Copy every line of the records below where the word "screenshot" occurs.

━━━━━━━━━━━━━━━━

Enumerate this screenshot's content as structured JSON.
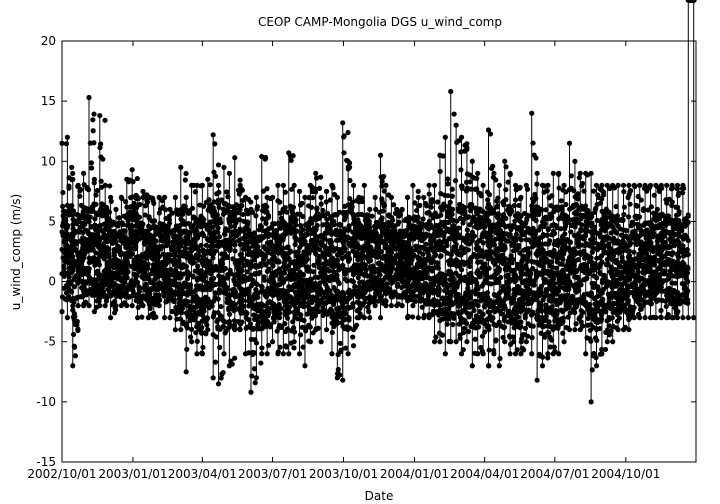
{
  "chart_data": {
    "type": "scatter",
    "title": "CEOP CAMP-Mongolia DGS  u_wind_comp",
    "xlabel": "Date",
    "ylabel": "u_wind_comp (m/s)",
    "ylim": [
      -15,
      20
    ],
    "yticks": [
      -15,
      -10,
      -5,
      0,
      5,
      10,
      15,
      20
    ],
    "xlim": [
      "2002-10-01",
      "2004-12-31"
    ],
    "xticks": [
      {
        "date": "2002-10-01",
        "label": "2002/10/01"
      },
      {
        "date": "2003-01-01",
        "label": "2003/01/01"
      },
      {
        "date": "2003-04-01",
        "label": "2003/04/01"
      },
      {
        "date": "2003-07-01",
        "label": "2003/07/01"
      },
      {
        "date": "2003-10-01",
        "label": "2003/10/01"
      },
      {
        "date": "2004-01-01",
        "label": "2004/01/01"
      },
      {
        "date": "2004-04-01",
        "label": "2004/04/01"
      },
      {
        "date": "2004-07-01",
        "label": "2004/07/01"
      },
      {
        "date": "2004-10-01",
        "label": "2004/10/01"
      }
    ],
    "grid": false,
    "series": [
      {
        "color": "#000000",
        "x": [
          "2002-10-01",
          "2002-10-08",
          "2002-10-15",
          "2002-10-22",
          "2002-10-29",
          "2002-11-05",
          "2002-11-12",
          "2002-11-19",
          "2002-11-26",
          "2002-12-03",
          "2002-12-10",
          "2002-12-17",
          "2002-12-24",
          "2002-12-31",
          "2003-01-07",
          "2003-01-14",
          "2003-01-21",
          "2003-01-28",
          "2003-02-04",
          "2003-02-11",
          "2003-02-18",
          "2003-02-25",
          "2003-03-04",
          "2003-03-11",
          "2003-03-18",
          "2003-03-25",
          "2003-04-01",
          "2003-04-08",
          "2003-04-15",
          "2003-04-22",
          "2003-04-29",
          "2003-05-06",
          "2003-05-13",
          "2003-05-20",
          "2003-05-27",
          "2003-06-03",
          "2003-06-10",
          "2003-06-17",
          "2003-06-24",
          "2003-07-01",
          "2003-07-08",
          "2003-07-15",
          "2003-07-22",
          "2003-07-29",
          "2003-08-05",
          "2003-08-12",
          "2003-08-19",
          "2003-08-26",
          "2003-09-02",
          "2003-09-09",
          "2003-09-16",
          "2003-09-23",
          "2003-09-30",
          "2003-10-07",
          "2003-10-14",
          "2003-10-21",
          "2003-10-28",
          "2003-11-04",
          "2003-11-11",
          "2003-11-18",
          "2003-11-25",
          "2003-12-02",
          "2003-12-09",
          "2003-12-16",
          "2003-12-23",
          "2003-12-30",
          "2004-01-06",
          "2004-01-13",
          "2004-01-20",
          "2004-01-27",
          "2004-02-03",
          "2004-02-10",
          "2004-02-17",
          "2004-02-24",
          "2004-03-02",
          "2004-03-09",
          "2004-03-16",
          "2004-03-23",
          "2004-03-30",
          "2004-04-06",
          "2004-04-13",
          "2004-04-20",
          "2004-04-27",
          "2004-05-04",
          "2004-05-11",
          "2004-05-18",
          "2004-05-25",
          "2004-06-01",
          "2004-06-08",
          "2004-06-15",
          "2004-06-22",
          "2004-06-29",
          "2004-07-06",
          "2004-07-13",
          "2004-07-20",
          "2004-07-27",
          "2004-08-03",
          "2004-08-10",
          "2004-08-17",
          "2004-08-24",
          "2004-08-31",
          "2004-09-07",
          "2004-09-14",
          "2004-09-21",
          "2004-09-28",
          "2004-10-05",
          "2004-10-12",
          "2004-10-19",
          "2004-10-26",
          "2004-11-02",
          "2004-11-09",
          "2004-11-16",
          "2004-11-23",
          "2004-11-30",
          "2004-12-07",
          "2004-12-14",
          "2004-12-21",
          "2004-12-28"
        ],
        "y_max": [
          11.5,
          12,
          8.5,
          8,
          9,
          15.3,
          8.5,
          13.8,
          8,
          7,
          6,
          7,
          8.5,
          9.3,
          7,
          7.5,
          7,
          6.5,
          7,
          7,
          6,
          7,
          9.5,
          7,
          8,
          8,
          8,
          8.5,
          12.2,
          8,
          9.5,
          9,
          10.3,
          8,
          7,
          6,
          7,
          10.4,
          7,
          7,
          8,
          8,
          10.7,
          8,
          7.5,
          7,
          8,
          9,
          7,
          7.5,
          8,
          7,
          13.2,
          10,
          8,
          7,
          8,
          6,
          7,
          10.5,
          8,
          7,
          6,
          6,
          7,
          8,
          7,
          7,
          8,
          8,
          10.5,
          12,
          15.8,
          13,
          12,
          11,
          10,
          9,
          8,
          12.6,
          9,
          8,
          10,
          9,
          8,
          7,
          8,
          14,
          9,
          8,
          8,
          9,
          9,
          8,
          11.5,
          10,
          9,
          9,
          9,
          8,
          8,
          8,
          8,
          8,
          8,
          8,
          8,
          8,
          8,
          8,
          8,
          8,
          8,
          8,
          8,
          8
        ],
        "y_min": [
          -2.5,
          -3,
          -7,
          -2,
          -2,
          -2,
          -2.5,
          -2,
          -2,
          -3,
          -2,
          -2,
          -2,
          -2,
          -3,
          -2,
          -3,
          -3,
          -2,
          -3,
          -3,
          -4,
          -4,
          -7.5,
          -5,
          -6,
          -6,
          -4,
          -8,
          -8.5,
          -6,
          -7,
          -4,
          -4,
          -6,
          -9.2,
          -8,
          -6,
          -6,
          -5,
          -6,
          -6,
          -6,
          -5,
          -6,
          -7,
          -5,
          -4,
          -5,
          -4,
          -6,
          -8,
          -8.2,
          -6,
          -4,
          -3,
          -3,
          -3,
          -2,
          -3,
          -2,
          -2,
          -2,
          -2,
          -3,
          -2,
          -3,
          -3,
          -3,
          -5,
          -5,
          -6,
          -5,
          -5,
          -6,
          -5,
          -7,
          -6,
          -6,
          -7,
          -6,
          -7,
          -5,
          -6,
          -6,
          -6,
          -5,
          -6,
          -8.2,
          -7,
          -6,
          -6,
          -6,
          -5,
          -4,
          -4,
          -4,
          -6,
          -10,
          -7,
          -6,
          -5,
          -5,
          -4,
          -4,
          -4,
          -3,
          -3,
          -3,
          -3,
          -3,
          -3,
          -3,
          -3,
          -3,
          -3,
          -3,
          -3
        ]
      }
    ]
  }
}
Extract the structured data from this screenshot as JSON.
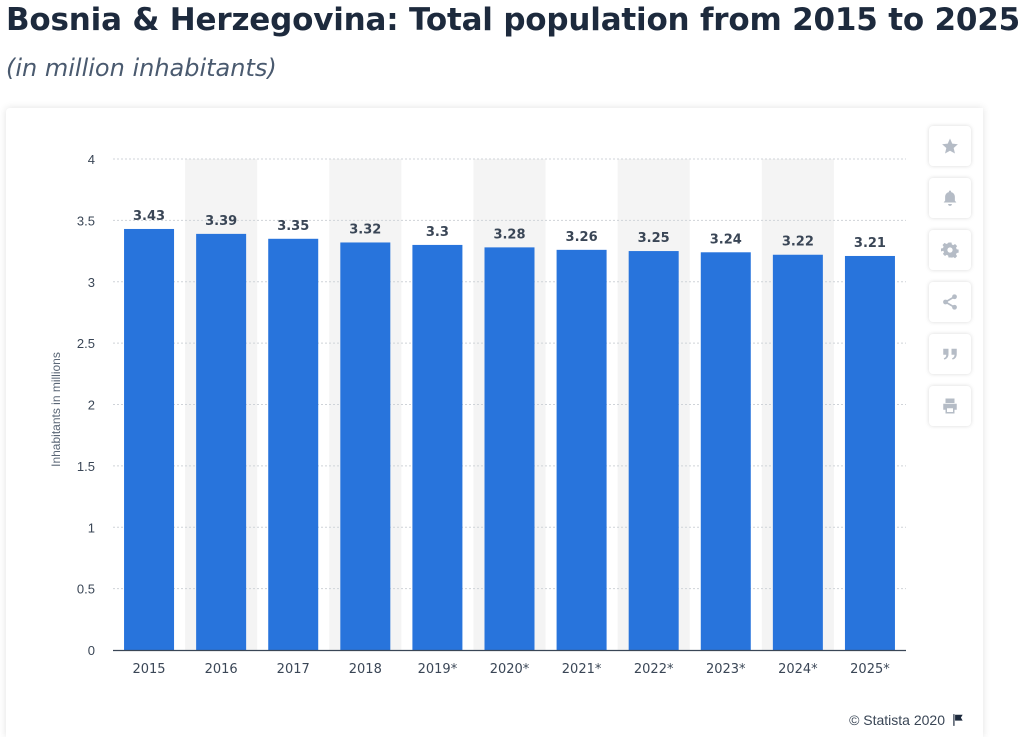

━━━━━━━━━━━━━━━━

### Output for this task
Enumerate this screenshot's content as structured JSON.
Extract the structured data from this screenshot as JSON.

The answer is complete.